» **Aim of the exercise**
Go through the data line by line and count the lines that hold "BERNIER". Reply with the total only.

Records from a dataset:
-----
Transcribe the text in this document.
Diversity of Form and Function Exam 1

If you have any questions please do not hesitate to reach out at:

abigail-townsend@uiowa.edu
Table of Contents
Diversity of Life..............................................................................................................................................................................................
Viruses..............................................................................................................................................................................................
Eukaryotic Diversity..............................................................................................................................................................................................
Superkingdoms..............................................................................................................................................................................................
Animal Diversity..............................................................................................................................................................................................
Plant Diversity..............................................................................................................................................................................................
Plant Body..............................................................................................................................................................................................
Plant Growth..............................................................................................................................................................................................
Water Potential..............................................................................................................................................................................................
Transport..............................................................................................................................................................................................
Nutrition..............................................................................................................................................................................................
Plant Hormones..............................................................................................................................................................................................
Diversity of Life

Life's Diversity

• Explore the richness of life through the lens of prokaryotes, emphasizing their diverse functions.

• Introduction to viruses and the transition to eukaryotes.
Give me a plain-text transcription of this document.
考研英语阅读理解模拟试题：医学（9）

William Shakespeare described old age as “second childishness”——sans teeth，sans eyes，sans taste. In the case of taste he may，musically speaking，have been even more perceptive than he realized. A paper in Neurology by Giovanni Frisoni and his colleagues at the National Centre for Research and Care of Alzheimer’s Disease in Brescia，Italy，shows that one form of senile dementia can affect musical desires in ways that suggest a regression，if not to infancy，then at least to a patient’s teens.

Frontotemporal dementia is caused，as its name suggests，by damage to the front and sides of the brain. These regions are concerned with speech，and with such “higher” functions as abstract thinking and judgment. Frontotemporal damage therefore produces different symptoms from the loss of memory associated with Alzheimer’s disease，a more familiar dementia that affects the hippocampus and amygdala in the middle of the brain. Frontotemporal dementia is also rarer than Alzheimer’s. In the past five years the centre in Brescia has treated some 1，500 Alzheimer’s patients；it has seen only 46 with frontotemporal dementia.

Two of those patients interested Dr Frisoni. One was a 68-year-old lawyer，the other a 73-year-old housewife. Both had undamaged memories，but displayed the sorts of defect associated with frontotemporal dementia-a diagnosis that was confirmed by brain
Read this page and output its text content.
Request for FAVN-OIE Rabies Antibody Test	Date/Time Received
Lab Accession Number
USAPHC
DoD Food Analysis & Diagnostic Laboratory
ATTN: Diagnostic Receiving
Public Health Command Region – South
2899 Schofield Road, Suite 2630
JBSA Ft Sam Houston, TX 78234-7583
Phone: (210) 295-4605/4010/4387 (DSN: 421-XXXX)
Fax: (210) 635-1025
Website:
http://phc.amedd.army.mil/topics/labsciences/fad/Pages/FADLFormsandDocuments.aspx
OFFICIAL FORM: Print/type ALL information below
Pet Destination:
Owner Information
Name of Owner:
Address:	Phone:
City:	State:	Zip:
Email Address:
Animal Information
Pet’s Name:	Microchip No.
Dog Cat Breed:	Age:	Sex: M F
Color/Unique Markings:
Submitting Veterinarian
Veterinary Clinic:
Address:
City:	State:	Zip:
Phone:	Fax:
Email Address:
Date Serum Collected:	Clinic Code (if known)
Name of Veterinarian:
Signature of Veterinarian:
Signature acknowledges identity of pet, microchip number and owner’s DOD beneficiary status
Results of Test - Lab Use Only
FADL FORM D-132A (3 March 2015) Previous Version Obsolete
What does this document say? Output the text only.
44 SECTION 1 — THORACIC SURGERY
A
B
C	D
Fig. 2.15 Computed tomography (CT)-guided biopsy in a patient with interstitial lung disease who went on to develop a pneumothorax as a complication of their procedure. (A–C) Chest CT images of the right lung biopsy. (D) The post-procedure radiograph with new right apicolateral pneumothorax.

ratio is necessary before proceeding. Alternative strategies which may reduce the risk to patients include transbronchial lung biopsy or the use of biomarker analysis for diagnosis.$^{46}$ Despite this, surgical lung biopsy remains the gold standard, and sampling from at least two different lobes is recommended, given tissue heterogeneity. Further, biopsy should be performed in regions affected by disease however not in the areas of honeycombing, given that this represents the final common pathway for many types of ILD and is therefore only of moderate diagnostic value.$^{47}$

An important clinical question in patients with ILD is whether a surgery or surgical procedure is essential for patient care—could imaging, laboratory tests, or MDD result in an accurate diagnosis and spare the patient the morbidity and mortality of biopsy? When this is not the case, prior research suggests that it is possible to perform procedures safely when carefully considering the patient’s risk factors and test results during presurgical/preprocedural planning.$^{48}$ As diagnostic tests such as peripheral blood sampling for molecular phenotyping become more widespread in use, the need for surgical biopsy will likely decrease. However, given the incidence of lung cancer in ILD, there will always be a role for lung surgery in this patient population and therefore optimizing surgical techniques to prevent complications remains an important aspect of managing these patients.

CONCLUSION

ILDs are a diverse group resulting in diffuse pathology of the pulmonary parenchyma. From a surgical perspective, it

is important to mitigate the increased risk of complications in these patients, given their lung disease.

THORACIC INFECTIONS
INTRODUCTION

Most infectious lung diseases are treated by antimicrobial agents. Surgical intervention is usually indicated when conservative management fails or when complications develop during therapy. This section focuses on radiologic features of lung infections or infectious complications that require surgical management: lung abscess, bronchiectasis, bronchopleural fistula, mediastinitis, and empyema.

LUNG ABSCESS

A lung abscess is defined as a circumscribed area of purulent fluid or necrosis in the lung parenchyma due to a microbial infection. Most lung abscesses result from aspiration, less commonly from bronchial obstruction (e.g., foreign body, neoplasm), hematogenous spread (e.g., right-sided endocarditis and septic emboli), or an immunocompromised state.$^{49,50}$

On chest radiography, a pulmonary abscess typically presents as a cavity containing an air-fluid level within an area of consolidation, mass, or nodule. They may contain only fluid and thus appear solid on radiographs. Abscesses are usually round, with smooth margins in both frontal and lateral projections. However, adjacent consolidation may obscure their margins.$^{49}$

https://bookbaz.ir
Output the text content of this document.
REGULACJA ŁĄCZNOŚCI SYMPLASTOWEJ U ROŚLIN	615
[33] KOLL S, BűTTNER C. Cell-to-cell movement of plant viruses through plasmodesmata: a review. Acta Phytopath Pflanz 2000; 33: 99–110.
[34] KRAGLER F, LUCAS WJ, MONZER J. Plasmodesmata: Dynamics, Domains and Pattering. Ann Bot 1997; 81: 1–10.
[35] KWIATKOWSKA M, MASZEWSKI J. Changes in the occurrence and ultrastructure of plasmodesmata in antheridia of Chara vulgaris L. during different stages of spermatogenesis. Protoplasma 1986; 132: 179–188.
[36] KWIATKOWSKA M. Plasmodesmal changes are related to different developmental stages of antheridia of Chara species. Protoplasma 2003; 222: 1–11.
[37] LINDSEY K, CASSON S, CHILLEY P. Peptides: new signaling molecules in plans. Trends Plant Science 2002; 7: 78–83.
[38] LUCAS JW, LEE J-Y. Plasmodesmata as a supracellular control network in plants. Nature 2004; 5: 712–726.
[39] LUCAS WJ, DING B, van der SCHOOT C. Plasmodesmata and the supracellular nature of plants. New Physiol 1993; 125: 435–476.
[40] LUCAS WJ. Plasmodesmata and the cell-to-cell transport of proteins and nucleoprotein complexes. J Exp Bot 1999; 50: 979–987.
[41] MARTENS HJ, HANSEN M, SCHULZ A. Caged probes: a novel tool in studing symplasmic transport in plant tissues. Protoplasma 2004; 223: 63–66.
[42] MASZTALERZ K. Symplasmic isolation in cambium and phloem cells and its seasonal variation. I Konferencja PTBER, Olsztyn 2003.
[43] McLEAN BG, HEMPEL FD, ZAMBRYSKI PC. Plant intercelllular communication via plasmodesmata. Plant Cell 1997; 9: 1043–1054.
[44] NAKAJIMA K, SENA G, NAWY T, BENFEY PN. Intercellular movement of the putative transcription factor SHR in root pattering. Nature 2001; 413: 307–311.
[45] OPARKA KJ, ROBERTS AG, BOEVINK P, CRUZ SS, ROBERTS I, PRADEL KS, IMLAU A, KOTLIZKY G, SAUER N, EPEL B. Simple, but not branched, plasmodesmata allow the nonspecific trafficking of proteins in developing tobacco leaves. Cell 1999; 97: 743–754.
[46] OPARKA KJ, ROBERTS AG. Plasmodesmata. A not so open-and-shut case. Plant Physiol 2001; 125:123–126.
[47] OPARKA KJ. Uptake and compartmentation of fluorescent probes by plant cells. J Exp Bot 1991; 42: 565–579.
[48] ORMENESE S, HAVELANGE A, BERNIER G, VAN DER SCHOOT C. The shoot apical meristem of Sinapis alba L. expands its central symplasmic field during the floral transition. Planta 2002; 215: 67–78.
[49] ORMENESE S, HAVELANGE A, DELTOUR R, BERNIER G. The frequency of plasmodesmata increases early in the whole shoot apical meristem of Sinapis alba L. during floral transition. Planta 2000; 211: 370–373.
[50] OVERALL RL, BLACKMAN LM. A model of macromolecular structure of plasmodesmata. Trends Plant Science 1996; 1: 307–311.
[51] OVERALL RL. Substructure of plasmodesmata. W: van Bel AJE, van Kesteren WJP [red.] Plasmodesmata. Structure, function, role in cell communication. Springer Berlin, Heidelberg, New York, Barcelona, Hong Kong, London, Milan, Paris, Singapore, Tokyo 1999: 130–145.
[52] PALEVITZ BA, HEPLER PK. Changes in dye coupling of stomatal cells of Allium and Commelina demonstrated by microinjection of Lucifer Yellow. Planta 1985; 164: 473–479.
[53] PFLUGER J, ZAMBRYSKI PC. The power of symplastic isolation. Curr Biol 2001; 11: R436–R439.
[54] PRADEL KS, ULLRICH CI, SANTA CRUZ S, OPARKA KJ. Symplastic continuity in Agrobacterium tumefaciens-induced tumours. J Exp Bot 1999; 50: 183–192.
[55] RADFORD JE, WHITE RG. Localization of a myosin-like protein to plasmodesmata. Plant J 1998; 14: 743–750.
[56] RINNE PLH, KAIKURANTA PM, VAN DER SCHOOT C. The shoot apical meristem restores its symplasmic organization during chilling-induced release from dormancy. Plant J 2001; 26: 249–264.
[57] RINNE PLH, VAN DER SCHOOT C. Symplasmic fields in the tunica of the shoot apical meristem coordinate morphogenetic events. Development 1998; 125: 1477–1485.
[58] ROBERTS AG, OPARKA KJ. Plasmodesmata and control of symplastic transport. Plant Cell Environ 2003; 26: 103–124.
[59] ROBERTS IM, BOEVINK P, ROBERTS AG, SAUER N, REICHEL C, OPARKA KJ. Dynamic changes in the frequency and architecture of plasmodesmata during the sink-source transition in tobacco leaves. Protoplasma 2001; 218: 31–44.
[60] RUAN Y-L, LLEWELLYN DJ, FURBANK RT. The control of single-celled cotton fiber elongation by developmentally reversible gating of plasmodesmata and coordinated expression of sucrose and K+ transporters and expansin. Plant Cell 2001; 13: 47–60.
-----
» **Answer to this problem**
2